Exercise instructions:
Extract the lines that carry the string "clusterdelta" from the listing.

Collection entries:
--------

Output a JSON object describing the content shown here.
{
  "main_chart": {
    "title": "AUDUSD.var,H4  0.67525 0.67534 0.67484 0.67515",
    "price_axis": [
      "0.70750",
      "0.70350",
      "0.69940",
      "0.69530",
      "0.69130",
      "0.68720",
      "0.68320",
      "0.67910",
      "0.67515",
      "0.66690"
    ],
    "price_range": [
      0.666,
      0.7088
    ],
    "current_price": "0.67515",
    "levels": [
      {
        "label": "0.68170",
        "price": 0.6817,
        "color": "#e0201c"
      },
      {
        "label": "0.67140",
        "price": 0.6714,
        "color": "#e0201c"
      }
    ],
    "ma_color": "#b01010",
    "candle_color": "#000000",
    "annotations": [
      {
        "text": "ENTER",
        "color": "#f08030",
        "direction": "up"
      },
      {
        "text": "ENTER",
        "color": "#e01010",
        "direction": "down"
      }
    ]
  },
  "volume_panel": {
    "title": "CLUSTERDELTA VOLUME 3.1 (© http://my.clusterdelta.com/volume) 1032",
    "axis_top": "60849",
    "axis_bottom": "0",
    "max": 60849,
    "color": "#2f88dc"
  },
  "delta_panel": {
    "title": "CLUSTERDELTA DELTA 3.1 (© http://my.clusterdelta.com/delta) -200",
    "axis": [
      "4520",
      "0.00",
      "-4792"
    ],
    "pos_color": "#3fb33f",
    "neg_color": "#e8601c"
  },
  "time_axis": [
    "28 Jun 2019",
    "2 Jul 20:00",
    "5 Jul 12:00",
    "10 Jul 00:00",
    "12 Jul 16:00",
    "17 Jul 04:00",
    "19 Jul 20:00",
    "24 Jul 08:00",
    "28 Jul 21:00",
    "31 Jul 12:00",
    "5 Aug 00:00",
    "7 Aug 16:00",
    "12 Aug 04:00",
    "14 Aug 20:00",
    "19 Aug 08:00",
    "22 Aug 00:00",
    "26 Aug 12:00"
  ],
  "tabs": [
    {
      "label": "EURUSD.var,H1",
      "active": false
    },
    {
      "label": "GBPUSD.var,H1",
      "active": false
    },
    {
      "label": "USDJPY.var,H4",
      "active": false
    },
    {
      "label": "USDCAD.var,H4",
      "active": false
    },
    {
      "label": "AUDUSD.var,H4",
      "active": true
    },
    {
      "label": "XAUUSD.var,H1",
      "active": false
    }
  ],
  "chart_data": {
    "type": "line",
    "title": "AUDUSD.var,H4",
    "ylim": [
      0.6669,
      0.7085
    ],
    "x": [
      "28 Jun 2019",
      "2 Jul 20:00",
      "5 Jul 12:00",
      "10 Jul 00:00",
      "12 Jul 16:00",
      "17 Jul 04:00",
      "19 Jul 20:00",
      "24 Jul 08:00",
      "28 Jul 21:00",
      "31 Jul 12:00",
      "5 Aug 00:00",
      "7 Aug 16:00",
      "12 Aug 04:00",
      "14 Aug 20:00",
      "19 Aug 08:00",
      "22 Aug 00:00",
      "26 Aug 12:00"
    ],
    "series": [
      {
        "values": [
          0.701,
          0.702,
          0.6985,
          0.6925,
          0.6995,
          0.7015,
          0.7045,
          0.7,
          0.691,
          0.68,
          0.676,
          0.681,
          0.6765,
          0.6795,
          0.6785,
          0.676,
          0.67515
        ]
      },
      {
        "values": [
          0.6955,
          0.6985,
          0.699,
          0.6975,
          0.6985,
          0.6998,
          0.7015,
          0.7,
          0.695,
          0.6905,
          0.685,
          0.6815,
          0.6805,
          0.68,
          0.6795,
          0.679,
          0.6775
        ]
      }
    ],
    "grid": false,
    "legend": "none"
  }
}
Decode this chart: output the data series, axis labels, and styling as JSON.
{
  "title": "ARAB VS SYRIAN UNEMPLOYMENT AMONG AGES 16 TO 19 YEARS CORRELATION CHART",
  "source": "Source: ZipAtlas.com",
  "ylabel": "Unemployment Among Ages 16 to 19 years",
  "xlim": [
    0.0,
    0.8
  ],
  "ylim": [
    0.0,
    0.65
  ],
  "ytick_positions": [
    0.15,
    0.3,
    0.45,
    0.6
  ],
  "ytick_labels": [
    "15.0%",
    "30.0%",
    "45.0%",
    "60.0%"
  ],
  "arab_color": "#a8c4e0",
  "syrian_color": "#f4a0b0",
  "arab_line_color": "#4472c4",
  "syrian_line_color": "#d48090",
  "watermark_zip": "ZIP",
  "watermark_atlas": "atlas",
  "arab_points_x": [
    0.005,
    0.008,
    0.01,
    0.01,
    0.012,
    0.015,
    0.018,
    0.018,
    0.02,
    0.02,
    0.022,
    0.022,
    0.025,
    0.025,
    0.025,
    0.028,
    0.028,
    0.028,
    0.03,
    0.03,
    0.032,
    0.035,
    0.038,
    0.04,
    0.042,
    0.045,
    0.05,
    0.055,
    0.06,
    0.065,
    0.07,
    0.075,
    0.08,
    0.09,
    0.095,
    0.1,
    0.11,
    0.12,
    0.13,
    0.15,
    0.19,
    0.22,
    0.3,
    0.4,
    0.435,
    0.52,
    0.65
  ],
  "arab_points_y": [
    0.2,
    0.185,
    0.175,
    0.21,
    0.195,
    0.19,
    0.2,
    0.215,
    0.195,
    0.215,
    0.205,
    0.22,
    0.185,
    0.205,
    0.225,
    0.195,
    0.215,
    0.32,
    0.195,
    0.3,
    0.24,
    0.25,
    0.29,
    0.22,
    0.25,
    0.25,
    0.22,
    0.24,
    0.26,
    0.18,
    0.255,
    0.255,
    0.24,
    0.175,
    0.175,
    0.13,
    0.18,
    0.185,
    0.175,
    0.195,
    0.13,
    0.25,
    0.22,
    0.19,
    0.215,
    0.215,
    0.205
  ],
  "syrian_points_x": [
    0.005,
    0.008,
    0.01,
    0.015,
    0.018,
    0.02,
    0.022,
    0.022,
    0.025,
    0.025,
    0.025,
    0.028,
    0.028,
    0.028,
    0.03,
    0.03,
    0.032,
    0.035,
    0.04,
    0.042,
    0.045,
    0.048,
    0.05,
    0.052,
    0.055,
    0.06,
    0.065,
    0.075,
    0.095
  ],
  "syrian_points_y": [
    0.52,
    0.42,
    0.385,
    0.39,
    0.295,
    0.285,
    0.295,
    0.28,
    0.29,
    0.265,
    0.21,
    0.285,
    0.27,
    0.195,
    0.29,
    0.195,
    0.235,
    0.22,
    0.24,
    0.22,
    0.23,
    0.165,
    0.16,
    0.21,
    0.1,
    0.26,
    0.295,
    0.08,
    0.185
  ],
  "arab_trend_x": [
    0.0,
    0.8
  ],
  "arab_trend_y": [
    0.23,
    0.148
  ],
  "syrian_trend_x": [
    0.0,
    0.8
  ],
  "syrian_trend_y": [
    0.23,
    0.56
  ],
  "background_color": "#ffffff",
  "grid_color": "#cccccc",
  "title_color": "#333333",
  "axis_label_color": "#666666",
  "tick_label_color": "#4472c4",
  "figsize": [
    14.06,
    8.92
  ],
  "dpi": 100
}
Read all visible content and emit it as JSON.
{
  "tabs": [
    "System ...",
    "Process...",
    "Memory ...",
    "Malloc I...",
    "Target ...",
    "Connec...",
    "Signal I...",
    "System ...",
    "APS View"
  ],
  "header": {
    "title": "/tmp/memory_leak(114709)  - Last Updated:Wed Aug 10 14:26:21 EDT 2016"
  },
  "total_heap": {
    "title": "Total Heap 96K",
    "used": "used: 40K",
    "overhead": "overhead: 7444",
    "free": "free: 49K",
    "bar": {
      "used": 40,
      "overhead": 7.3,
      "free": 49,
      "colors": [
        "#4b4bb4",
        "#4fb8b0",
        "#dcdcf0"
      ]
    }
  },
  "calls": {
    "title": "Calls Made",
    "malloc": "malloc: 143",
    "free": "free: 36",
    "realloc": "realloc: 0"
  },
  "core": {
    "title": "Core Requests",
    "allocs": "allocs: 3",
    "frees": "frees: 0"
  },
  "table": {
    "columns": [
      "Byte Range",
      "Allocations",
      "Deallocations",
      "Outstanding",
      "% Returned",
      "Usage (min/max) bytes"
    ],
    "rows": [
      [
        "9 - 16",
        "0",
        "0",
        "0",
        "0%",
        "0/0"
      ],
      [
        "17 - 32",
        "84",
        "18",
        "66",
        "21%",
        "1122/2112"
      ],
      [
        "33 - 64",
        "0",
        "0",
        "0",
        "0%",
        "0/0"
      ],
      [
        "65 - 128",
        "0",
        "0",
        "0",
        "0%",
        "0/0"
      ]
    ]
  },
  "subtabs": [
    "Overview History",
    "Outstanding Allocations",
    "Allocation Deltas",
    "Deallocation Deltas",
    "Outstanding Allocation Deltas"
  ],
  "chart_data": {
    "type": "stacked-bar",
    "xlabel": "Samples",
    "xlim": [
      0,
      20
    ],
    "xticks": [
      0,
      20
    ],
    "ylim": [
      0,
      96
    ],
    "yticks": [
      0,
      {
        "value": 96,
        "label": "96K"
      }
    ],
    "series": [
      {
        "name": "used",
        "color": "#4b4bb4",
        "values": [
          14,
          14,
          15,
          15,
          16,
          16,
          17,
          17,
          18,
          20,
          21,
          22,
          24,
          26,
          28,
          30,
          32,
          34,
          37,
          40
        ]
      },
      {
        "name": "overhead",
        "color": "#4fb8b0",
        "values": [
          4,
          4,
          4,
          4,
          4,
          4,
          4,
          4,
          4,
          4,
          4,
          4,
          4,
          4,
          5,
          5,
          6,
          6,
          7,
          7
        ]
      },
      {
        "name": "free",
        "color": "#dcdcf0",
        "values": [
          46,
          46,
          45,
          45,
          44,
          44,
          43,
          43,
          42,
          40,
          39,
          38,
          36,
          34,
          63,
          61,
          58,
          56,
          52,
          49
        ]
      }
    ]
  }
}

--------

The solution:
    "title": "CLUSTERDELTA VOLUME 3.1 (© http://my.clusterdelta.com/volume) 1032",
    "title": "CLUSTERDELTA DELTA 3.1 (© http://my.clusterdelta.com/delta) -200",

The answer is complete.